YOUR INSTRUCTIONS -
Select lines where the word "Смола" appears.

--- Start of DATA LINES ---

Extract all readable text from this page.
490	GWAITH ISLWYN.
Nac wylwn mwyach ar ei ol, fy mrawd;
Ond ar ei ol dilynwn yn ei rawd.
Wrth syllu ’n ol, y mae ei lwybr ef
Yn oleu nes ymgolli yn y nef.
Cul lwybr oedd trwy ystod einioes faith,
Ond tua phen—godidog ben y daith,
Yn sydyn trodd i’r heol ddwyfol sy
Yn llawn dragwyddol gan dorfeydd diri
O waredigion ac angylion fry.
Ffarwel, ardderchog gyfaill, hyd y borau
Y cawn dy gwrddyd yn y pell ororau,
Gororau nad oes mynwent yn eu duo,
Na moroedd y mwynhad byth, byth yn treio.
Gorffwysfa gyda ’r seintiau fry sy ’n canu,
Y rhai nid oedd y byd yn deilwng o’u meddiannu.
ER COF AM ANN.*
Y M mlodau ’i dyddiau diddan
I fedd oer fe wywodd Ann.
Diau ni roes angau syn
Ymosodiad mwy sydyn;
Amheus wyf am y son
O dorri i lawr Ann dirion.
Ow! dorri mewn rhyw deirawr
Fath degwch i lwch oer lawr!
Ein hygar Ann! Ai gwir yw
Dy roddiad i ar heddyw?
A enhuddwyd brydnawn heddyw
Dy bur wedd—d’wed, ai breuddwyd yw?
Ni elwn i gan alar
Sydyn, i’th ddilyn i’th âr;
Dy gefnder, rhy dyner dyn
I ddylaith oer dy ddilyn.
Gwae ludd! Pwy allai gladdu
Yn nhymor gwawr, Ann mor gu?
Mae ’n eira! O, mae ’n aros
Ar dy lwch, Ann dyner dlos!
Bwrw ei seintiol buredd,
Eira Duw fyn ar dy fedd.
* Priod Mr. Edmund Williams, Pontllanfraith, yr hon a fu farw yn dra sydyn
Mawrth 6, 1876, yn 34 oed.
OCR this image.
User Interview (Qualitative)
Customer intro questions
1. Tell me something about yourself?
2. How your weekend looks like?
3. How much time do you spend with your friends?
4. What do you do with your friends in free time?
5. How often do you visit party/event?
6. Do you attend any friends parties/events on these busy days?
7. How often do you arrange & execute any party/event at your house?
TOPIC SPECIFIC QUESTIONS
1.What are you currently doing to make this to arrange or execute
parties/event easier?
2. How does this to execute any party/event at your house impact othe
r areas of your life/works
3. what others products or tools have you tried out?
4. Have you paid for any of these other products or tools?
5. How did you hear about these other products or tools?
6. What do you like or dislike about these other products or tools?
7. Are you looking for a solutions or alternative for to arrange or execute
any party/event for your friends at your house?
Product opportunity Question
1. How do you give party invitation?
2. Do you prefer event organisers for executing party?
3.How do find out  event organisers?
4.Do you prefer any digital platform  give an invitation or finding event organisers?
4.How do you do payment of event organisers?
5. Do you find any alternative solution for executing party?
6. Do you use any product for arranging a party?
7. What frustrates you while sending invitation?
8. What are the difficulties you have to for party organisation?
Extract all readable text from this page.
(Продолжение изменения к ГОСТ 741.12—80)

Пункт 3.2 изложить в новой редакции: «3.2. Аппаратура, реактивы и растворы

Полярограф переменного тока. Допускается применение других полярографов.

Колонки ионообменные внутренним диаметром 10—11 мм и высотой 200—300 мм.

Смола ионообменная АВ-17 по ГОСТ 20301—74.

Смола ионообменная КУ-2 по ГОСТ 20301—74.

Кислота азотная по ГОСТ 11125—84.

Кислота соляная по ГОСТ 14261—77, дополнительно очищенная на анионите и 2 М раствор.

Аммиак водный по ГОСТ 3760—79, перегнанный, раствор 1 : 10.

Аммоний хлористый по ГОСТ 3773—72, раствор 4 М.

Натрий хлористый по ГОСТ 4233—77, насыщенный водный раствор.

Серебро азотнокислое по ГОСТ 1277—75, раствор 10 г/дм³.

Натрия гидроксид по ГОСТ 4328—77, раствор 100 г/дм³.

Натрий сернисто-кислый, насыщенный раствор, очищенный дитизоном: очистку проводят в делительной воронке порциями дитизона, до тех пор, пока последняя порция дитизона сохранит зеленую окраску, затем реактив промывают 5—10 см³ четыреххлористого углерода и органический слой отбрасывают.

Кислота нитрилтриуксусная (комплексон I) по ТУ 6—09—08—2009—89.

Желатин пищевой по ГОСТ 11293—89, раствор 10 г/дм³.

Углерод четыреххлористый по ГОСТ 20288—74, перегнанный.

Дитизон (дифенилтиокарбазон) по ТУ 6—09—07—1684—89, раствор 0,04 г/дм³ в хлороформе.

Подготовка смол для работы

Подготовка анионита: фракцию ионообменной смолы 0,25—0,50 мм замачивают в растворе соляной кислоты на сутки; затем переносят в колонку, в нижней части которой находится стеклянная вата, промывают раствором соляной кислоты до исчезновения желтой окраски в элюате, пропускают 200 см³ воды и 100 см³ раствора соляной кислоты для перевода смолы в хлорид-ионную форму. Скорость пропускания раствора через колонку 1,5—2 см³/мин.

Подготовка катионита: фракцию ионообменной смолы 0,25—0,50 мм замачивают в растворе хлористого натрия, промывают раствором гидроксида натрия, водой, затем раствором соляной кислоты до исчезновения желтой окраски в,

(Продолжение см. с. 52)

--- End of DATA LINES ---

FINISHED TASK -
Смола ионообменная АВ-17 по ГОСТ 20301—74.
Смола ионообменная КУ-2 по ГОСТ 20301—74.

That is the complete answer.